§ **EXCERPTED PASSAGE**:
--- --- ---
I’ve had the uncommon pleasure in my career of reporting into five different VPs of Engineering that were women and, as a result, learned to appreciate an experience that was different from most working in high-tech. As such, I was a bit surprised and dismayed when Sheryl Sandberg published Lean In – Women, Work, and the Will to Lead and thought I should write a book or blog post entitled Lean Out – Men Learning a More Collaborative Approach. It seemed that Sandberg was advocating women in particular to behave more like the stereotypical Type-A, white American male, rather than calling out the value of diversity as described in Diversity: The New Global Mindset
However, after reading Liz Wiseman’s Multipliers – How the Best Leaders Make Everyone Smarter, I arrived at a refined perspective on how and when to lean. I then concluded that we should indeed lean in when we are the junior person at the table. This is when it’s good to inject new ideas and be heard. It came to me that I had been coached to do just that at Informix by a retired exec from IBM. On the other hand, in 28 years of management I’ve discovered there is a great empowering value if we Lean Out when we’re managing down – when we are the most senior person present. When, as a leader, we lean out, we allow our teams and more junior colleagues to be empowered by creating the space for them to lean in. When as the leader we lead in, we diminish and dis-empower our teams – denying our team members, more junior colleagues the opportunity to lean in and contribute. Wiseman speaks of the overly assertive, proactive, vocal leaders as Diminishers as we rob others of the opportunity when we lead in that manner. She argues that they continue to operate in a one brain, many hands organizational model that stunts the growth of both intelligence and talent around them. She also brings lots of example of leaders that multiply the value of their teams by creating opportunity and space for them to be more proactive and participatory – to lean in (though she doesn’t use that term for it).
It can be particularly challenging to lean out in a business that wants to aggressively move forward. As a knowledgeable leader it is often more expedient to lead into any situation and provide the solution – all with good intent – rather that allow our teams to arrive there on their own. Even when it’s as simple as starting with asking: what would you do, asking: have you thought about this potential challenge – and helping them arrive at the “right” outcome, it is still more expedient to just telling them what the “right” answer is. However, I feel that is limited to that situation and by disempowering them, we are required to be there for every decision and it becomes less expedient over even a short period of time. It can hard to resist that temptation when we are eager to move forward quickly.
--- --- ---
§ **DATA SECTION**:
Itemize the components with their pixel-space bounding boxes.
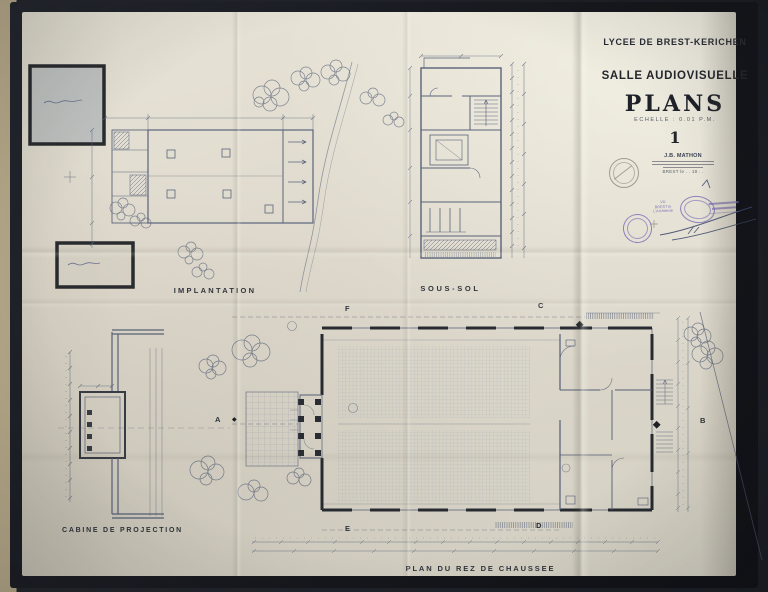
--- --- ---
§ **OBJECTIVE 1**:
Answer these about the leadership essay:
(a) How many VPs of Engineering who were women has the writer reported to?
(b) At which company did a retired IBM executive coach the writer to lean in?
(c) What term does Wiseman use for overly assertive, proactive, vocal leaders?
§ **OBJECTIVE 2**:
Repeat the passage of the leadership essay between "It can be particularly" and "move forward quickly.", inclusive.
Draw only on the leadership essay, not on the material.

§ **EXERCISE RESULT 1**:
(a) Five.
(b) Informix.
(c) Diminishers.

§ **EXERCISE RESULT 2**:
It can be particularly challenging to lean out in a business that wants to aggressively move forward. As a knowledgeable leader it is often more expedient to lead into any situation and provide the solution – all with good intent – rather that allow our teams to arrive there on their own. Even when it’s as simple as starting with asking: what would you do, asking: have you thought about this potential challenge – and helping them arrive at the “right” outcome, it is still more expedient to just telling them what the “right” answer is. However, I feel that is limited to that situation and by disempowering them, we are required to be there for every decision and it becomes less expedient over even a short period of time. It can hard to resist that temptation when we are eager to move forward quickly.